The problem:
Identify every line containing the word "this" and reproduce each one.

— Start Supplied entries —

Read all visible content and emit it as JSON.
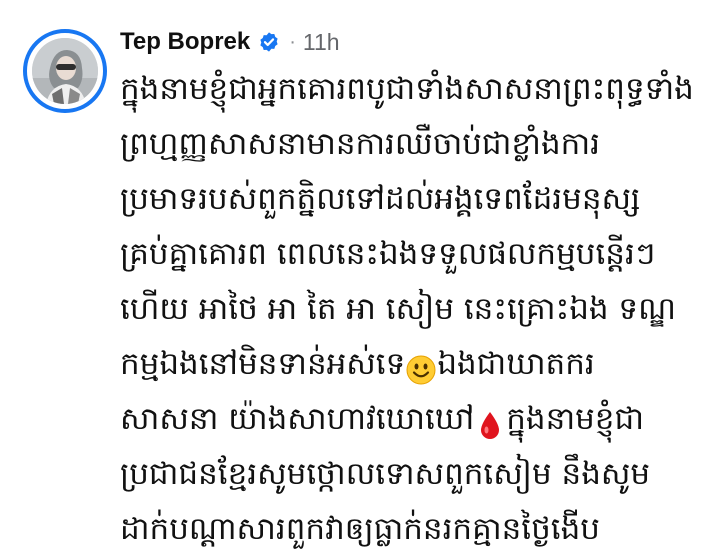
{
  "post": {
    "author": {
      "name": "Tep Boprek",
      "verified_icon": "verified-badge-icon",
      "avatar_icon": "profile-avatar"
    },
    "meta": {
      "separator": "·",
      "timestamp": "11h"
    },
    "body_lines": [
      {
        "text": "ក្នុងនាមខ្ញុំជាអ្នកគោរពបូជាទាំងសាសនាព្រះពុទ្ធទាំង"
      },
      {
        "text": "ព្រហ្មញ្ញសាសនាមានការឈឺចាប់ជាខ្លាំងការ"
      },
      {
        "text": "ប្រមាទរបស់ពួកត្និលទៅដល់អង្គទេពដែរមនុស្ស"
      },
      {
        "text": "គ្រប់គ្នាគោរព ពេលនេះឯងទទួលផលកម្មបន្តើរៗ"
      },
      {
        "text": "ហើយ អាថៃ អា តៃ អា សៀម នេះគ្រោះឯង ទណ្ឌ"
      },
      {
        "text": "កម្មឯងនៅមិនទាន់អស់ទេ",
        "emoji": "smiling-face-emoji",
        "after": "ឯងជាឃាតករ"
      },
      {
        "text": "សាសនា យ៉ាងសាហាវឃោឃៅ",
        "emoji": "blood-drop-emoji",
        "after": "ក្នុងនាមខ្ញុំជា"
      },
      {
        "text": "ប្រជាជនខ្មែរសូមថ្កោលទោសពួកសៀម នឹងសូម"
      },
      {
        "text": "ដាក់បណ្តាសារពួកវាឲ្យធ្លាក់នរកគ្មានថ្ងៃងើប"
      }
    ],
    "colors": {
      "accent": "#1877f2",
      "text": "#101010",
      "muted": "#65676b"
    }
  }
}
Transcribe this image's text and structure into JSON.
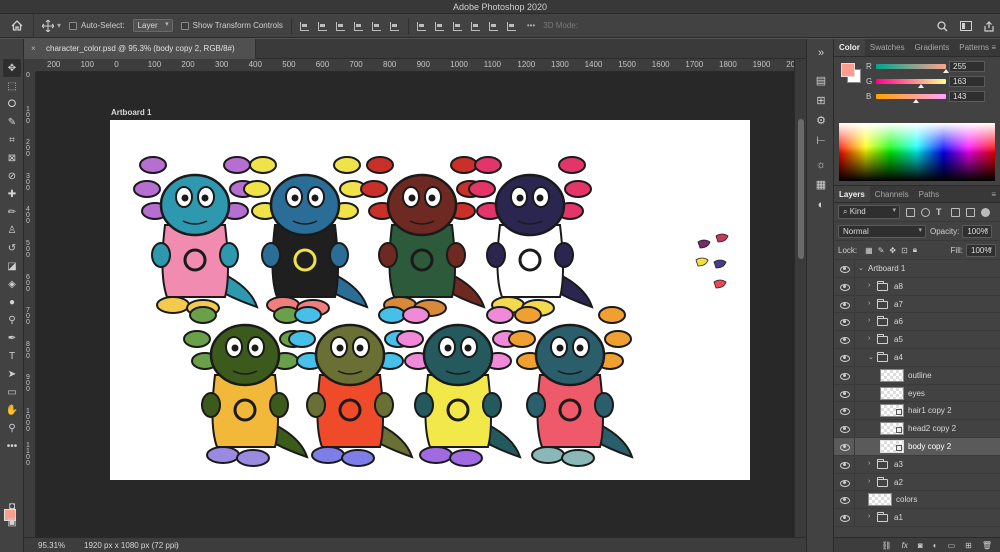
{
  "app": {
    "title": "Adobe Photoshop 2020"
  },
  "options": {
    "auto_select_label": "Auto-Select:",
    "auto_select_value": "Layer",
    "transform_label": "Show Transform Controls",
    "mode_3d": "3D Mode:"
  },
  "document": {
    "tab_title": "character_color.psd @ 95.3% (body copy 2, RGB/8#)"
  },
  "ruler": {
    "h_ticks": [
      "200",
      "100",
      "0",
      "100",
      "200",
      "300",
      "400",
      "500",
      "600",
      "700",
      "800",
      "900",
      "1000",
      "1100",
      "1200",
      "1300",
      "1400",
      "1500",
      "1600",
      "1700",
      "1800",
      "1900",
      "2000"
    ],
    "v_ticks": [
      "0",
      "100",
      "200",
      "300",
      "400",
      "500",
      "600",
      "700",
      "800",
      "900",
      "1000",
      "1100"
    ]
  },
  "canvas": {
    "artboard_label": "Artboard 1"
  },
  "status": {
    "zoom": "95.31%",
    "dimensions": "1920 px x 1080 px (72 ppi)"
  },
  "color_panel": {
    "tabs": [
      "Color",
      "Swatches",
      "Gradients",
      "Patterns"
    ],
    "active_tab": "Color",
    "foreground": "#ff9d8c",
    "background": "#ffffff",
    "r_label": "R",
    "r_value": "255",
    "g_label": "G",
    "g_value": "163",
    "b_label": "B",
    "b_value": "143"
  },
  "layers_panel": {
    "tabs": [
      "Layers",
      "Channels",
      "Paths"
    ],
    "active_tab": "Layers",
    "filter": "Kind",
    "blend_mode": "Normal",
    "opacity_label": "Opacity:",
    "opacity_value": "100%",
    "lock_label": "Lock:",
    "fill_label": "Fill:",
    "fill_value": "100%",
    "layers": [
      {
        "name": "Artboard 1",
        "kind": "artboard",
        "expanded": true
      },
      {
        "name": "a8",
        "kind": "group"
      },
      {
        "name": "a7",
        "kind": "group"
      },
      {
        "name": "a6",
        "kind": "group"
      },
      {
        "name": "a5",
        "kind": "group"
      },
      {
        "name": "a4",
        "kind": "group",
        "expanded": true
      },
      {
        "name": "outline",
        "kind": "layer"
      },
      {
        "name": "eyes",
        "kind": "layer"
      },
      {
        "name": "hair1 copy 2",
        "kind": "smart"
      },
      {
        "name": "head2 copy 2",
        "kind": "smart"
      },
      {
        "name": "body copy 2",
        "kind": "smart",
        "selected": true
      },
      {
        "name": "a3",
        "kind": "group"
      },
      {
        "name": "a2",
        "kind": "group"
      },
      {
        "name": "colors",
        "kind": "layer-top"
      },
      {
        "name": "a1",
        "kind": "group"
      }
    ]
  },
  "characters": [
    {
      "head": "#2e98ae",
      "gills": "#b66ed0",
      "body": "#f28bb0",
      "feet": "#f3c94e"
    },
    {
      "head": "#2a6e98",
      "gills": "#f0e34a",
      "body": "#1f1f1f",
      "feet": "#f07e7e"
    },
    {
      "head": "#6e2a22",
      "gills": "#c9302a",
      "body": "#2c5a3a",
      "feet": "#d88a3a"
    },
    {
      "head": "#2a2650",
      "gills": "#e3356a",
      "body": "#ffffff",
      "feet": "#f3d94e"
    },
    {
      "head": "#3c5a1c",
      "gills": "#6aa04a",
      "body": "#f2b83a",
      "feet": "#9a8ae0"
    },
    {
      "head": "#6a7034",
      "gills": "#46c0e8",
      "body": "#ef4a2a",
      "feet": "#7e7ee8"
    },
    {
      "head": "#245a5e",
      "gills": "#f08ad8",
      "body": "#f3e84a",
      "feet": "#a06ae0"
    },
    {
      "head": "#2a5e6a",
      "gills": "#f0a030",
      "body": "#ee5a6a",
      "feet": "#8ab8b8"
    }
  ],
  "palette_swatches": [
    "#7a2a6a",
    "#c8385a",
    "#f2e03a",
    "#4a3a8a",
    "#e8485a"
  ]
}
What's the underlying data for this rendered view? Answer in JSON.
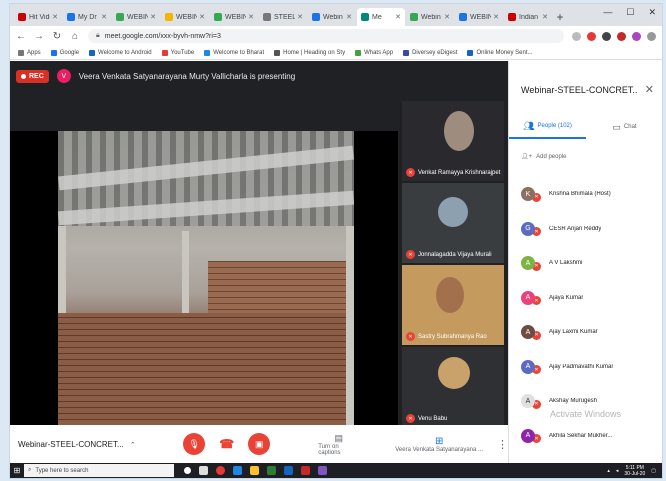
{
  "browser": {
    "tabs": [
      {
        "label": "Hit Video",
        "color": "#c00"
      },
      {
        "label": "My Dr",
        "color": "#1a73e8"
      },
      {
        "label": "WEBIN",
        "color": "#34a853"
      },
      {
        "label": "WEBIN",
        "color": "#f4b400"
      },
      {
        "label": "WEBIN",
        "color": "#34a853"
      },
      {
        "label": "STEEL",
        "color": "#777"
      },
      {
        "label": "Webin",
        "color": "#1a73e8"
      },
      {
        "label": "Me",
        "color": "#00897b",
        "active": true
      },
      {
        "label": "Webin",
        "color": "#34a853"
      },
      {
        "label": "WEBIN",
        "color": "#1a73e8"
      },
      {
        "label": "Indian",
        "color": "#c00"
      }
    ],
    "url": "meet.google.com/xxx-byvh-nmw?ri=3",
    "bookmarks": [
      "Apps",
      "Google",
      "Welcome to Android",
      "YouTube",
      "Welcome to Bharat",
      "Home | Heading on Sty",
      "Whats App",
      "Diversey eDigest",
      "Online Money Sent..."
    ]
  },
  "meet": {
    "rec_label": "REC",
    "presenter_initial": "V",
    "presenting_text": "Veera Venkata Satyanarayana Murty Vallicharla is presenting",
    "tiles": [
      {
        "name": "Venkat Ramayya Krishnarajpet",
        "bg": "#2a2a2e"
      },
      {
        "name": "Jonnalagadda Vijaya Murali",
        "bg": "#3a3d40"
      },
      {
        "name": "Sastry Subrahmanya Rao",
        "bg": "#c49a5e"
      },
      {
        "name": "Venu Babu",
        "bg": "#2f3033"
      }
    ],
    "meeting_title": "Webinar-STEEL-CONCRET...",
    "captions_label": "Turn on captions",
    "present_label": "Veera Venkata Satyanarayana ...",
    "more_icon": "⋮"
  },
  "panel": {
    "title": "Webinar-STEEL-CONCRET...",
    "people_tab": "People (102)",
    "chat_tab": "Chat",
    "add_people": "Add people",
    "people": [
      {
        "name": "Krishna Bhimala (Host)",
        "initial": "K",
        "color": "#8d6e63"
      },
      {
        "name": "CESR Anjan Reddy",
        "initial": "G",
        "color": "#5c6bc0"
      },
      {
        "name": "A V Lakshmi",
        "initial": "A",
        "color": "#7cb342"
      },
      {
        "name": "Ajaya Kumar",
        "initial": "A",
        "color": "#ec407a"
      },
      {
        "name": "Ajay Laxmi Kumar",
        "initial": "A",
        "color": "#6d4c41"
      },
      {
        "name": "Ajay Padmavathi Kumar",
        "initial": "A",
        "color": "#5c6bc0"
      },
      {
        "name": "Akshay Murugesh",
        "initial": "A",
        "color": "#e0e0e0"
      },
      {
        "name": "Akhila Sekhar Mukher...",
        "initial": "A",
        "color": "#8e24aa"
      }
    ],
    "activate_text": "Activate Windows"
  },
  "taskbar": {
    "search_placeholder": "Type here to search",
    "time": "5:11 PM",
    "date": "30-Jul-20"
  }
}
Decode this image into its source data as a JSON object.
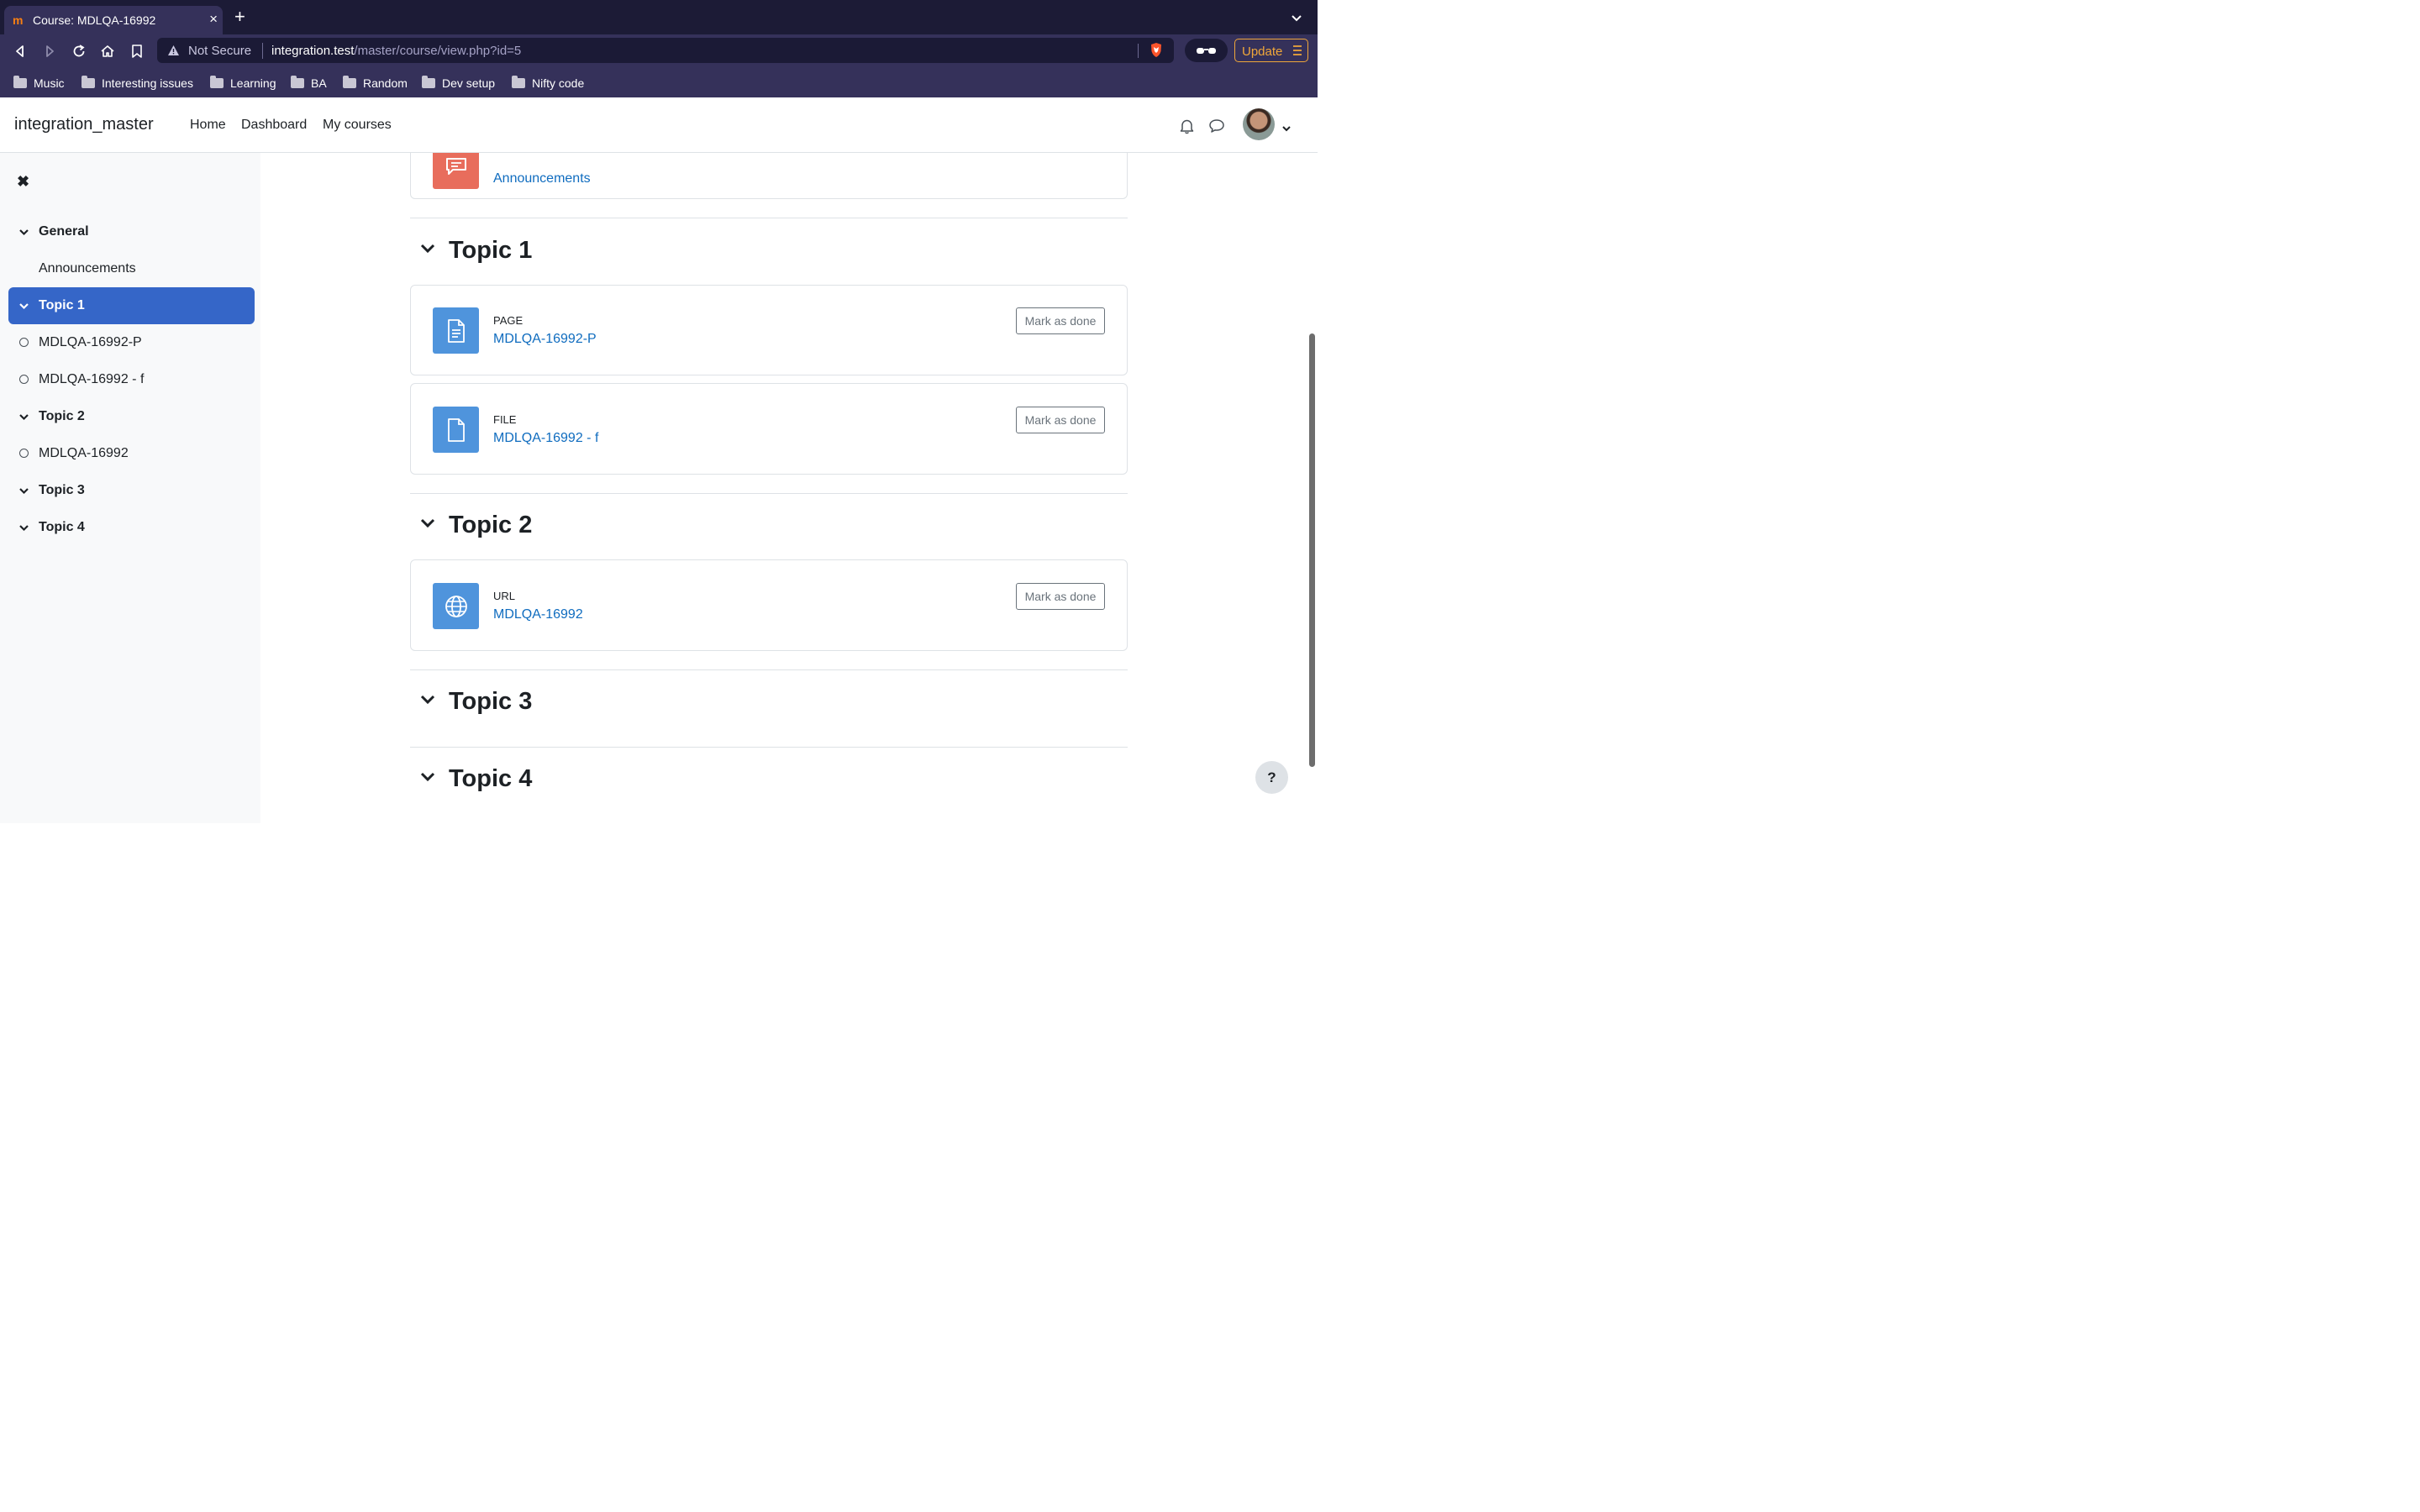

— End Supplied entries —

Solved exercise:
Transcribe this image's text and structure into JSON.
What's the underlying data for this rendered view? Answer in JSON.
Decode this image into its source data as a JSON object.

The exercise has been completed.